## [EXERCISE]
Do these statements agree with the passage on the First Epistle of John? Answer yes or no for each, quoting the words of the passage that decide it: (a) the "Him" of verse 3 refers to Jesus; (b) Cain hated Abel because Abel's manners were peculiar; (c) the speaker would gladly take the lost sonship back.

--- BEGIN SOURCE EXCERPT ---

On the First Epistle of John

Narrator: Chris Genthree
 •  19 min. read  •  grade level: 5
Was not Adam a son of God? Yes, he is so called. He lost this; are we to receive it? Yes, with advantage! Creation sonship, or the sonship of adoption—which is best? If my bad nature be not cured by the Gospel, I have got a new nature. It is the eater bringing forth meat! And as to the lost sonship, I would not take it back now. I have got something better, a richer enjoyment, and a more prized sonship. It is wonderful to see the recovery rising above the mischief! Why? “It doth not yet appear what we shall be;” the tale is not—could not be half told! You shall soon be glorified by the Holy Ghost. The world knows us not, why not? Why did Cain hate Abel? God loved him, and Cain could not stand that. Now, John says, “The world hated you.” It is not that your manners are peculiar, though they well might, but what the world cannot understand is acceptance! the saint’s confidence as a child, as an heir; this is what irritates the world. You are the sons of God, the world does not know it. You ought to let it be known, it would stir up much enmity. Let the heart be occupied with its high prerogative; let the lips utter it, and Cain will be provoked. Your habits ought to be peculiar. A living soul, invested with its high prerogative, satisfied that God has done all a child can wish, and the world knows him not!
Verse 3. —The “Him” of this verse means Jesus. “And every one that hath this hope in him purifieth himself, even as he is pure.” Nothing can be simpler. If you were expecting a friend, you would be busy getting the house ready to receive him. Both house and household must be made ready. This is common in human life, that your conditions should be answerable to your expectations. Can anything be simpler? I ask, then, both of you and of myself, Have we our house in order, in position to meet Jesus? And by this I mean, Have we our heart and affections waiting on Him? This third verse is just getting the heart into conditions answerable to its expectations. Does ambition? Does the love of gain? Does the gratification of lusts and vanities? Are these things answerable to the hope of Christ’s appearing? Would you not be ashamed to have your house dirty if your friend arrived? Jesus Christ only asks us to do for Him what we always do for our equals. Oh, the intimacy of Christianity, it is not dogmatism! If you regard Christianity as dogmatism (let me say it), you have mistaken the genus of it! Jesus comes and puts Himself before you, and merely requires of you that you treat Him as you treat one another.

--- END SOURCE EXCERPT ---
--- BEGIN SOURCE DATA ---

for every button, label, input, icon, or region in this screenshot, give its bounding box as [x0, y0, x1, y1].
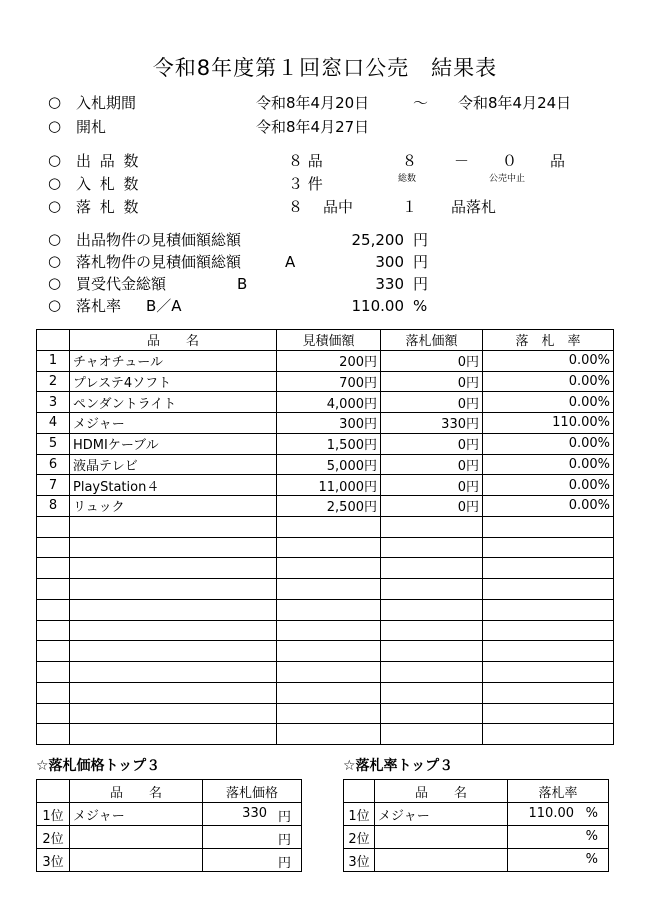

--- END SOURCE DATA ---

## [ANSWER IN FULL]
(a) Yes: "The “Him” of this verse means Jesus."
(b) No: "God loved him, and Cain could not stand that."
(c) No: "And as to the lost sonship, I would not take it back now."